[Extracted data entries]
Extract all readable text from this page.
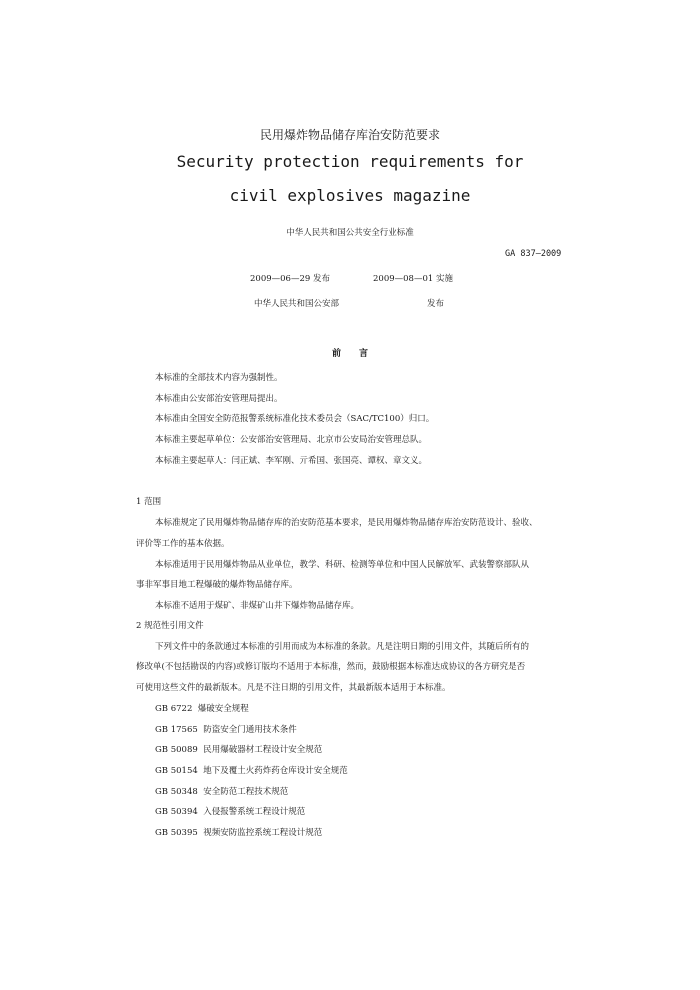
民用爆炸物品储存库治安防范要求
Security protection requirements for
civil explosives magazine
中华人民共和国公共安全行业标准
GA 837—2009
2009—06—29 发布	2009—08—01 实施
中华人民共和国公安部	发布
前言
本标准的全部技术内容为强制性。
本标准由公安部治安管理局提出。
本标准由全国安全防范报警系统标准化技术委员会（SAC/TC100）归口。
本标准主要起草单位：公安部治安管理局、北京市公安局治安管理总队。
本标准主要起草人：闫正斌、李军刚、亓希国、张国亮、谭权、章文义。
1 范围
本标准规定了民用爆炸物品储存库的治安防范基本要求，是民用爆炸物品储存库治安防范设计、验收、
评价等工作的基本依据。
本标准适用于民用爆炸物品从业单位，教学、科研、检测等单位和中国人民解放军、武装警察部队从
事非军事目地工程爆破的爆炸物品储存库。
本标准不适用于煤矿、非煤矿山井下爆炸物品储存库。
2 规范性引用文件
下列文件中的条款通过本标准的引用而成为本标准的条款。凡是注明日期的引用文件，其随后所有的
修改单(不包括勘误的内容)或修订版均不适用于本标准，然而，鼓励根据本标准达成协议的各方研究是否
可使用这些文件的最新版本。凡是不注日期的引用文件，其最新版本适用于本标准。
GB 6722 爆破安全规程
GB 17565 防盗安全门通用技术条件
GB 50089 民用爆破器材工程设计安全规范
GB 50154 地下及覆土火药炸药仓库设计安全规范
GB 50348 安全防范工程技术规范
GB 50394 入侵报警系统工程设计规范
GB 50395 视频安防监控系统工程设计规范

* * *

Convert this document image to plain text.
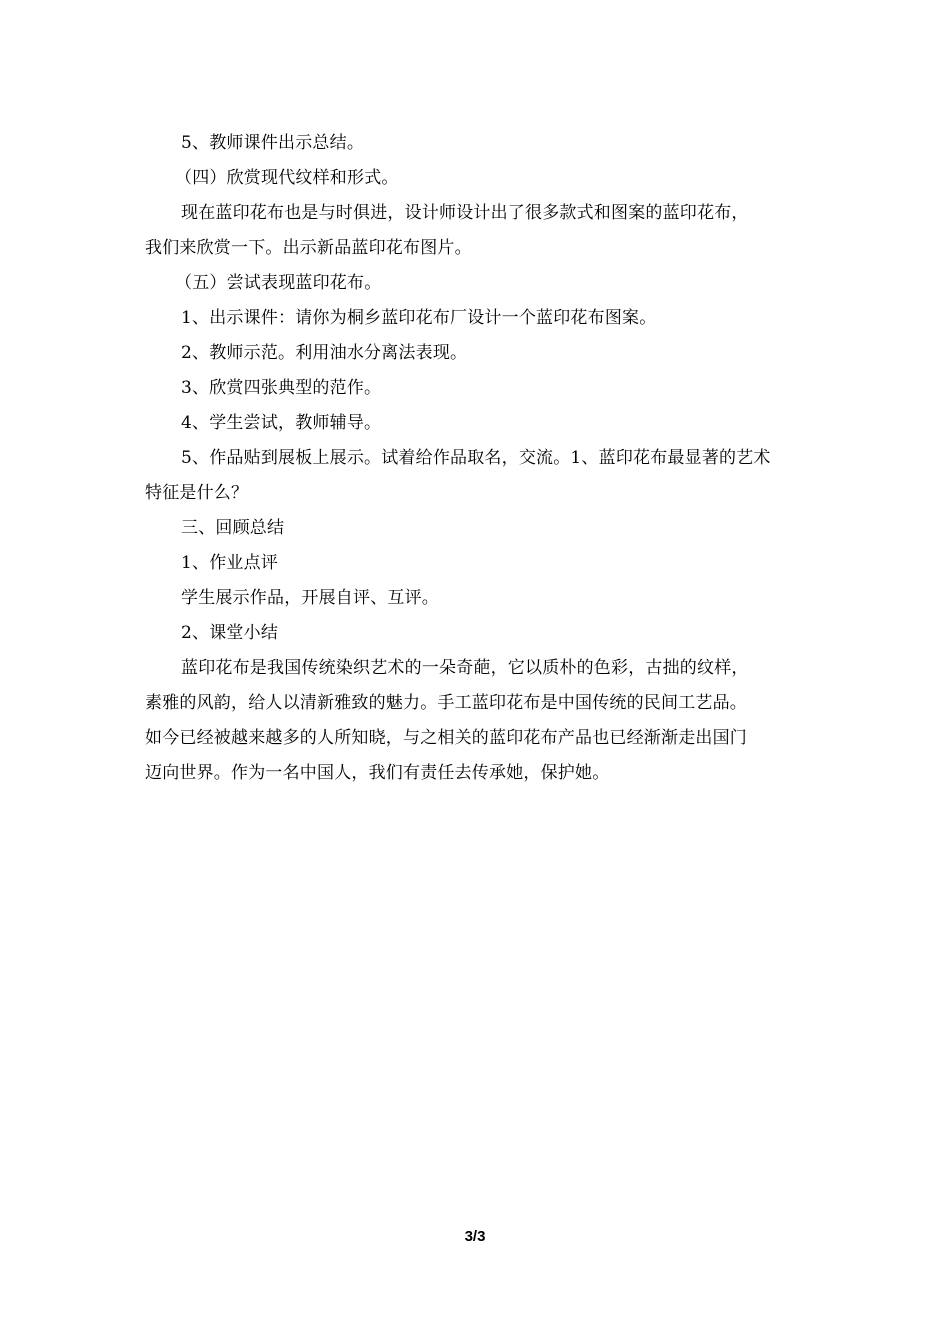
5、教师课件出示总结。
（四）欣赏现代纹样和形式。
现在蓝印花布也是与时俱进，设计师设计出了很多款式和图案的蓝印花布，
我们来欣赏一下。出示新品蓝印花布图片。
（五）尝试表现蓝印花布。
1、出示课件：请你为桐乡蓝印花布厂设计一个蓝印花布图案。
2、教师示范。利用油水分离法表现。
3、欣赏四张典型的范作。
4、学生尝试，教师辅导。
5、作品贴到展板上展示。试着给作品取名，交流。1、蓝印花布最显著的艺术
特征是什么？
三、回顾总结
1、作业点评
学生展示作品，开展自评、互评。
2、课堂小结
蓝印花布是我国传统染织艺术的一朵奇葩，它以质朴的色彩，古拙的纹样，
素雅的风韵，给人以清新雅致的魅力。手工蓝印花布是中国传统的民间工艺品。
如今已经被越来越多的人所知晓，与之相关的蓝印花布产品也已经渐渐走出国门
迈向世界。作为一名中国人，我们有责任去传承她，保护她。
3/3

...

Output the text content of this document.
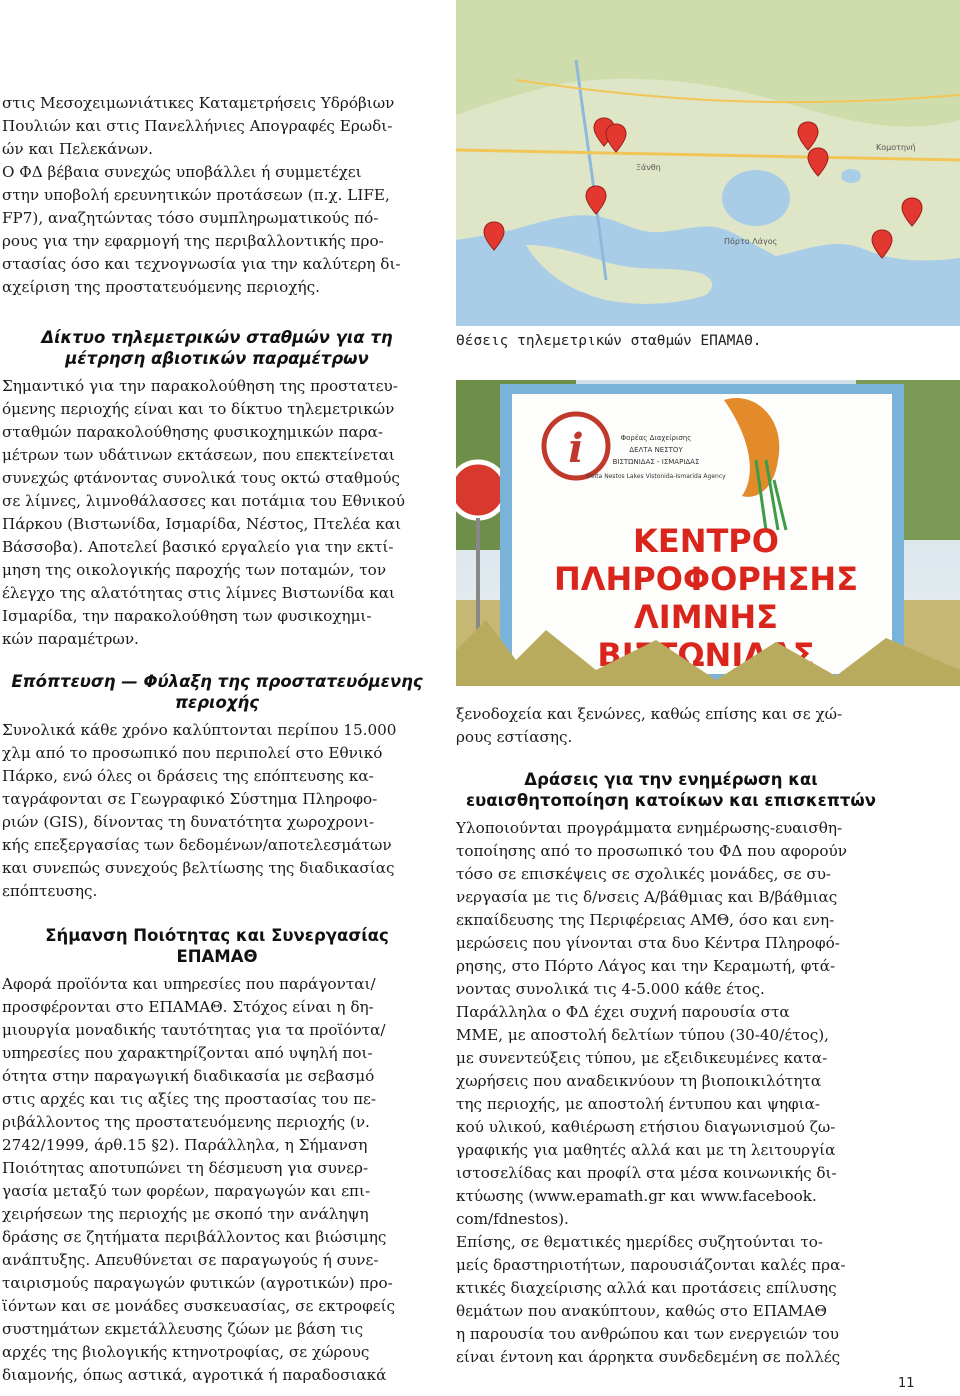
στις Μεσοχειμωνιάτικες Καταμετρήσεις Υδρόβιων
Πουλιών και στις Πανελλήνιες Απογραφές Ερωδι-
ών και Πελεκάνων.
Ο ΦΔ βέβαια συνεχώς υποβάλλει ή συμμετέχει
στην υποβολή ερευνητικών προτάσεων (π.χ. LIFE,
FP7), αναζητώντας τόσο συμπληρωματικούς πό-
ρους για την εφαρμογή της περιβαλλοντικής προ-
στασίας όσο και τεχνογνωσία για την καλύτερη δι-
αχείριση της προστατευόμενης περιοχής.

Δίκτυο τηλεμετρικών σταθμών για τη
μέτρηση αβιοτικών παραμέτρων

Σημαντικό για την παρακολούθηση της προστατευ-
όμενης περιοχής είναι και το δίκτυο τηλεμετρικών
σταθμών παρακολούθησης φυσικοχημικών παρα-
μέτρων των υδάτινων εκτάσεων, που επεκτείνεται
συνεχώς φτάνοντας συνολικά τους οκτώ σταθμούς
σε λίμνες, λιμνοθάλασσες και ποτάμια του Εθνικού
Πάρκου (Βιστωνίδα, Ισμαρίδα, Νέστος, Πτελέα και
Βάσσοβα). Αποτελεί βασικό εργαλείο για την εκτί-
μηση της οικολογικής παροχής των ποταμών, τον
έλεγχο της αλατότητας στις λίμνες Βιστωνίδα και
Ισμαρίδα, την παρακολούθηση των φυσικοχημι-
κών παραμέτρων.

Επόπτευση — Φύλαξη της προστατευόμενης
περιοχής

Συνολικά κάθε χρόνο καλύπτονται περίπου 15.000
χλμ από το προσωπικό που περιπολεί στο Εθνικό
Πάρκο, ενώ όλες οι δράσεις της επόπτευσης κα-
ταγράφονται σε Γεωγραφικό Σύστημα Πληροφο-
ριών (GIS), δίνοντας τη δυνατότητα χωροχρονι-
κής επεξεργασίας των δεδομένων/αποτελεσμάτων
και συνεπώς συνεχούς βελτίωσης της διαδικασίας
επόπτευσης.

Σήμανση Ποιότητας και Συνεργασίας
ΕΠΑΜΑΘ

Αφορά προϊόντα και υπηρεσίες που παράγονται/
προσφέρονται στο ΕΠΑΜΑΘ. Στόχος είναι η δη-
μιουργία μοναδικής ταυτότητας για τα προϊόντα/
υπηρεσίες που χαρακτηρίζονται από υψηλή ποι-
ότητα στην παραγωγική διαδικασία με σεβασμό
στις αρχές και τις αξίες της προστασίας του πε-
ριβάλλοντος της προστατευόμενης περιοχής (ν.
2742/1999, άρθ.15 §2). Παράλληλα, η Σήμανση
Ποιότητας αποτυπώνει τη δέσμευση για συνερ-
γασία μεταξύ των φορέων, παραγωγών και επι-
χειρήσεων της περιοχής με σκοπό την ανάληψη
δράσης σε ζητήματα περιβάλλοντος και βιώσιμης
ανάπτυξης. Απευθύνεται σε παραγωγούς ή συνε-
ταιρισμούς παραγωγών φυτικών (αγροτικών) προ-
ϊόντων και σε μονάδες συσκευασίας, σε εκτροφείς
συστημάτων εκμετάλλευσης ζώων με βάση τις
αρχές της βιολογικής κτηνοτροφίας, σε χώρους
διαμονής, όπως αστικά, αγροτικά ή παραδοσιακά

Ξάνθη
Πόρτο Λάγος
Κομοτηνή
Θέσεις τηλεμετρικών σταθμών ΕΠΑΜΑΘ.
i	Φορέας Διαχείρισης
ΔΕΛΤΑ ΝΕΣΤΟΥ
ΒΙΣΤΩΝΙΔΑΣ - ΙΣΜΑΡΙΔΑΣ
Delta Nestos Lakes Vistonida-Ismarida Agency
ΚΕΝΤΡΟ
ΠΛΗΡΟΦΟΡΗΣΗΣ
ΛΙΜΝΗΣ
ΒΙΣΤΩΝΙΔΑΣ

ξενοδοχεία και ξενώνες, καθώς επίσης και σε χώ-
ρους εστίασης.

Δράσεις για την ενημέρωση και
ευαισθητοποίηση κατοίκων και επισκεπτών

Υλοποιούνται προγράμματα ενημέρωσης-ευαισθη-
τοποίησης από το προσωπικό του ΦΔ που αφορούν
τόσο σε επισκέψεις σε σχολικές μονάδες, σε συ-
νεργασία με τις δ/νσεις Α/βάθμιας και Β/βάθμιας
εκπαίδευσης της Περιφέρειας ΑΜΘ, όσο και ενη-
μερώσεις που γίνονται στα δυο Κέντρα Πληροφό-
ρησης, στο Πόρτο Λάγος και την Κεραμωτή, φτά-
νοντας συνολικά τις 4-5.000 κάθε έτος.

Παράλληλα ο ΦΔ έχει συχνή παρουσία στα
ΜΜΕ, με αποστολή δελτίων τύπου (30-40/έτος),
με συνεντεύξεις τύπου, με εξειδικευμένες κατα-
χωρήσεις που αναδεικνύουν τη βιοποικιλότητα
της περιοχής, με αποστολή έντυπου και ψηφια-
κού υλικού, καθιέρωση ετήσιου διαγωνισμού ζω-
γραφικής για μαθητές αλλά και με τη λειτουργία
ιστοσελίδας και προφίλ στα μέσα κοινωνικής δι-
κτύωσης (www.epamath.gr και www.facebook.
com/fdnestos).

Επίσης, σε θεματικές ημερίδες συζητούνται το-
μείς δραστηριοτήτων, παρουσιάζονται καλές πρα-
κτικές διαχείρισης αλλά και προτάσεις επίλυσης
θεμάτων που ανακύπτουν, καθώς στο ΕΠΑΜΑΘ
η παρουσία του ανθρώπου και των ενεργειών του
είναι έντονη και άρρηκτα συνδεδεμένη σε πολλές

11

Given instruction:
Report only how many lines of the listing hold the word "Παράλληλα".

Response:
2